• [Exercise description]
For the records below, say how many lines contain the string "left". Give the number only.

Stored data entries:
○ ○ ○

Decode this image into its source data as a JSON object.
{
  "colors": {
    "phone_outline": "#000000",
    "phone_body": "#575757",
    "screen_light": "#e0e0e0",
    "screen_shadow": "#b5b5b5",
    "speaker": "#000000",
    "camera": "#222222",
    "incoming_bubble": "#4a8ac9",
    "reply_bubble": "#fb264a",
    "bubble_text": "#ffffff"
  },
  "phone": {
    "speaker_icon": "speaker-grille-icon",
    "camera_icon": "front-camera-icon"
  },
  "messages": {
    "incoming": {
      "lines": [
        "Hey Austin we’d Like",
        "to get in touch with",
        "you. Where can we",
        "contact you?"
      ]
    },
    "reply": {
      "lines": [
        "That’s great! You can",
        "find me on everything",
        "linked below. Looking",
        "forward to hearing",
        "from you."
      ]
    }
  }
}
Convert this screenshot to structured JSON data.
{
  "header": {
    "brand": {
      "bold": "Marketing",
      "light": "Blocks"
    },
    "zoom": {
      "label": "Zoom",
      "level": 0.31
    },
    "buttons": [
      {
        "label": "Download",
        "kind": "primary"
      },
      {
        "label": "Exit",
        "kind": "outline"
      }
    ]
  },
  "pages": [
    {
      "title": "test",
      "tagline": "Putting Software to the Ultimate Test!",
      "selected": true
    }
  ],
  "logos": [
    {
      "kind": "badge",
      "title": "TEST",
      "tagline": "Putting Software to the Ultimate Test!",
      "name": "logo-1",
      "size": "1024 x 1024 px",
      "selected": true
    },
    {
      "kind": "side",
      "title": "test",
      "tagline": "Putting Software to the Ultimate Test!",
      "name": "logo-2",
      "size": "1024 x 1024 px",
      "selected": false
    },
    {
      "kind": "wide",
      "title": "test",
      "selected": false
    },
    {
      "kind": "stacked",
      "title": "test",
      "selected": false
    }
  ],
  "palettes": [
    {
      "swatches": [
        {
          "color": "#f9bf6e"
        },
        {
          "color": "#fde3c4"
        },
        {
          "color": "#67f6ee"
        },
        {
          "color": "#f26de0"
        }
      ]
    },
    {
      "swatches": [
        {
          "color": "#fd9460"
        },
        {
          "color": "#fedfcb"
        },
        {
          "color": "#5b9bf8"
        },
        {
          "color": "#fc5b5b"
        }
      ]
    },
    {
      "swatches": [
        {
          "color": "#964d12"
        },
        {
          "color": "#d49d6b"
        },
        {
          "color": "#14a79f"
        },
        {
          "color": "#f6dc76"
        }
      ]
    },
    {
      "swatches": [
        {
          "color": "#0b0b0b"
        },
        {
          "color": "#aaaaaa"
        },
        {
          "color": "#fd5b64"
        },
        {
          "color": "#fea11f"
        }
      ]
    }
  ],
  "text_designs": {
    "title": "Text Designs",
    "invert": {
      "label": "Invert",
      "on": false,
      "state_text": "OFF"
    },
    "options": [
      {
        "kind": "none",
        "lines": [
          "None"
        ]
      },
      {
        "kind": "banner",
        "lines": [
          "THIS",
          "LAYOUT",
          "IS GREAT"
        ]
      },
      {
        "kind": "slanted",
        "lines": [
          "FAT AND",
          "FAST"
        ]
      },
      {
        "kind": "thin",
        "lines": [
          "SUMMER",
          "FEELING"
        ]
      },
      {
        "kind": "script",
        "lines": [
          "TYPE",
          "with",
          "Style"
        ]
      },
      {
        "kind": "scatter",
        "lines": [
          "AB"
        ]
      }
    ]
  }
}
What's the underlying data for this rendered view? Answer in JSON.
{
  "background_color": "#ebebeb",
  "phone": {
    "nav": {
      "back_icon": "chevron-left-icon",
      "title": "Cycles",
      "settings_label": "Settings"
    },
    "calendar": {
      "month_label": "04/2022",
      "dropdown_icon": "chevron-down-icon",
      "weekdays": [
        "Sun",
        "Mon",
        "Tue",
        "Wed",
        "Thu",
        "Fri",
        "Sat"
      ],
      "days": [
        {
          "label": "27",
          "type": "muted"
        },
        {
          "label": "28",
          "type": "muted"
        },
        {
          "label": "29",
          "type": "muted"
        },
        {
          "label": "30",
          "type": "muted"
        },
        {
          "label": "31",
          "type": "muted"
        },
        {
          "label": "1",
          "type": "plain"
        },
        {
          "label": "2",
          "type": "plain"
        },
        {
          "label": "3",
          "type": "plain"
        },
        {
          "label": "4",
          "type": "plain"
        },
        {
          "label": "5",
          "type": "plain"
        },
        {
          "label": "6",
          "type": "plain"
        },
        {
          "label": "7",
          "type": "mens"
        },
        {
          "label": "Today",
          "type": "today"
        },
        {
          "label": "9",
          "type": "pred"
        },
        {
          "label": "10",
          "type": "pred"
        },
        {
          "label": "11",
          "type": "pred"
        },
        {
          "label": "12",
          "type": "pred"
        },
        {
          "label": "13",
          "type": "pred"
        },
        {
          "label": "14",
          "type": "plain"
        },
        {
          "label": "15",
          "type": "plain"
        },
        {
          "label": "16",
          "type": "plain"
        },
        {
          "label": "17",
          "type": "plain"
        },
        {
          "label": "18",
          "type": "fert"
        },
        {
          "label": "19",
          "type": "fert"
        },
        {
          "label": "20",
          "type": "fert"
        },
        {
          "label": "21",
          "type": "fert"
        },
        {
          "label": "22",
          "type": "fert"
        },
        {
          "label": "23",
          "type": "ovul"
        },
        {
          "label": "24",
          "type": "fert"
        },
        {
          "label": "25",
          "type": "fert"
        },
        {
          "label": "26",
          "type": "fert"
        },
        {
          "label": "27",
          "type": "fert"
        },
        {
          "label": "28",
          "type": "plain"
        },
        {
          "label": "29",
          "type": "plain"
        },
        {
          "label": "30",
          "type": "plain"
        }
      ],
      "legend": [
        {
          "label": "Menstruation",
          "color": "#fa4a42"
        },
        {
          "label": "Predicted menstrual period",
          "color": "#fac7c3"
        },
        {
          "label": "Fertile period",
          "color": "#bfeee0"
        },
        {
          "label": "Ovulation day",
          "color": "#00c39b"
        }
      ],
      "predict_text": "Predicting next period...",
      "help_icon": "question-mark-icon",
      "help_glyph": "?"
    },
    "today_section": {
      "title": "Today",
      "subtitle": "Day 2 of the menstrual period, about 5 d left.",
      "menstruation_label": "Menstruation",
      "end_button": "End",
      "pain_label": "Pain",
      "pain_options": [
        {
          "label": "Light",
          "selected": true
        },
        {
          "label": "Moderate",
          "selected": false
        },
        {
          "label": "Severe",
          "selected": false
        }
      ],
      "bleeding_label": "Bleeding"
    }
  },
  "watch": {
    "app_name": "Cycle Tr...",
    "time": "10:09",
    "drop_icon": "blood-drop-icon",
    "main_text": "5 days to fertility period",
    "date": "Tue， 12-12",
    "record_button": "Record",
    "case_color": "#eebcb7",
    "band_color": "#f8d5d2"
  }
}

○ ○ ○

• [Full answer]
2